Compagnie Maguy Marin in Maguy Marin’s Umwelt. Photo by Ganet.



When the iconoclastic French choreographer Maguy Marin premiered her Umwelt in 2004 at the Toboggan, on the outskirts of Lyon, the audience reportedly stormed the stage—in protest, it would seem. A subsequent showing in Paris elicited a duel of boos and bravos from the people who hadn’t already walked out. These facts alone would have lured dance aficionados to New York’s Joyce Theater, where it played June 17-22, but the piece is more than a bid for notoriety.

Umwelt (which I’d translate as All Around the World) consists of 60 unbroken minutes of now-you-see-it-now-you-don’t activity, with the addition of now-you-see-double. A smoky row of wide, squat slats stretches horizontally across the stage, just enough room between them to reveal a single body framed in a couple of inches of air space. The dancers travel longitudinally behind this slatted row, backed by a mirrored row of similar panels, which reflects the side of the moving figures that is turned away from us. When the nine performers (some trained dancers, some not) pass through the narrow openings between the second row of slats, they vanish into an upstage Nowhere. Repetition being one of Marin’s chief tools here, they will be back. Often.

Wind machines blowing full-blast from the wings make hair, fabric, and the leafy branches of a tree one man carries (yard work? Birnam forest come to Dunsinane?) alive with motion. And the slats themselves quiver violently from time to time, adding yet more animation to the scene.

Accumulating detritus on the floor (a fetish of our old friend Pina Bausch) enhances the reality of the action, which consists of tiny, volatile slices of life—movement bytes, you might say, from our ordinary doings. Commentators claim that Marin, inspired by Samuel Beckett, considers the actions banal and underlines that quality by reiterating them obsessively. I suspect she has a trick card up her sleeve. They certainly don’t look banal to me; I think they take on an epic radiance. I’d guess that Marin is observing the everyday world and saying “Wow! Just look at that!” Evidence: The costumes are striking—not just the polyesterish evening gowns whirling like cyclones of color and the subtly patterned Japanese kimonos in brilliant hues that almost obliterate the body, but even the commonplace work clothes. Surely Marin is asking us to join her in seeing the most pedestrian sights and motions, even ugliness of intent, as something worthy of wonder.




But what, specifically, do Umwelt’s performers do in their brief visible moments? you may ask. That is a good question, and here is your answer:

Eat. Lots. Messily.

Shoulder bulging black plastic trash bags. Haul huge animal carcasses—split open to reveal their innards—draped down their backs. Men wrap nude women across their chests or drag them by one limb, inert and supine, though clothed.

_INFORMATION SUPPLIED_.
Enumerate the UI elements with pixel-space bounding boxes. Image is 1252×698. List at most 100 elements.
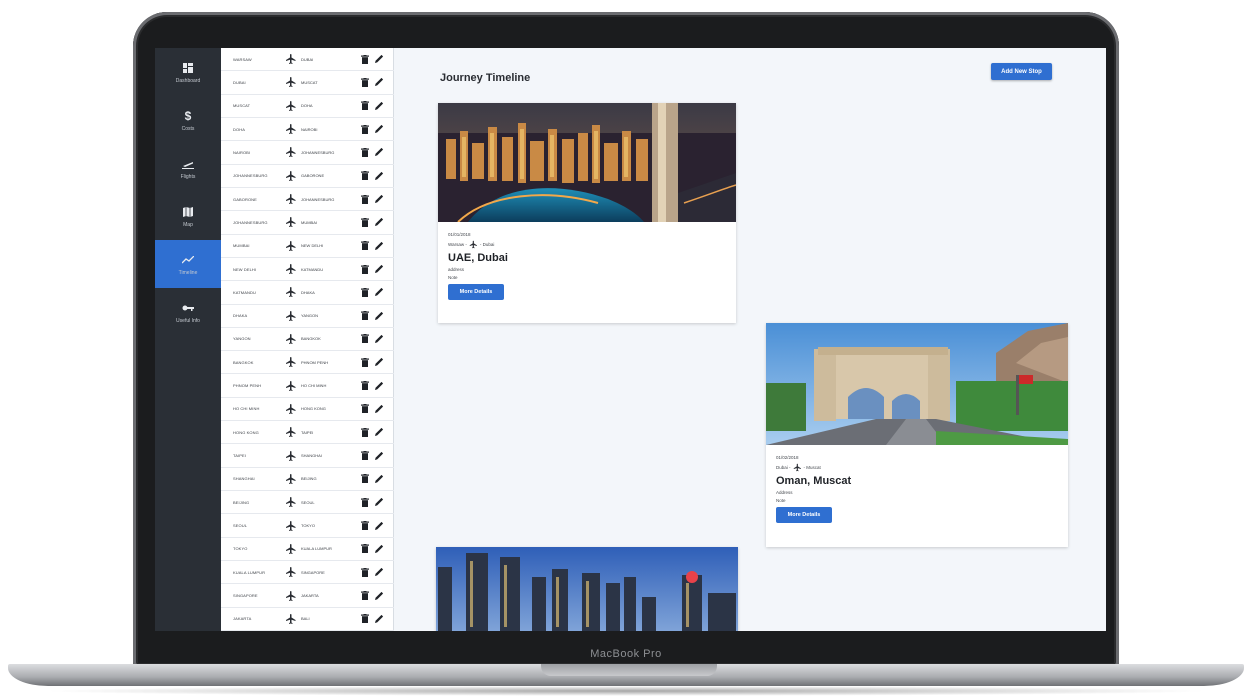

_TASK PROMPT_.
In the review of Maguy Marin's Umwelt, where and in what year did the piece premiere?

_RESPONSE_.
It premiered in 2004 at the Toboggan, on the outskirts of Lyon.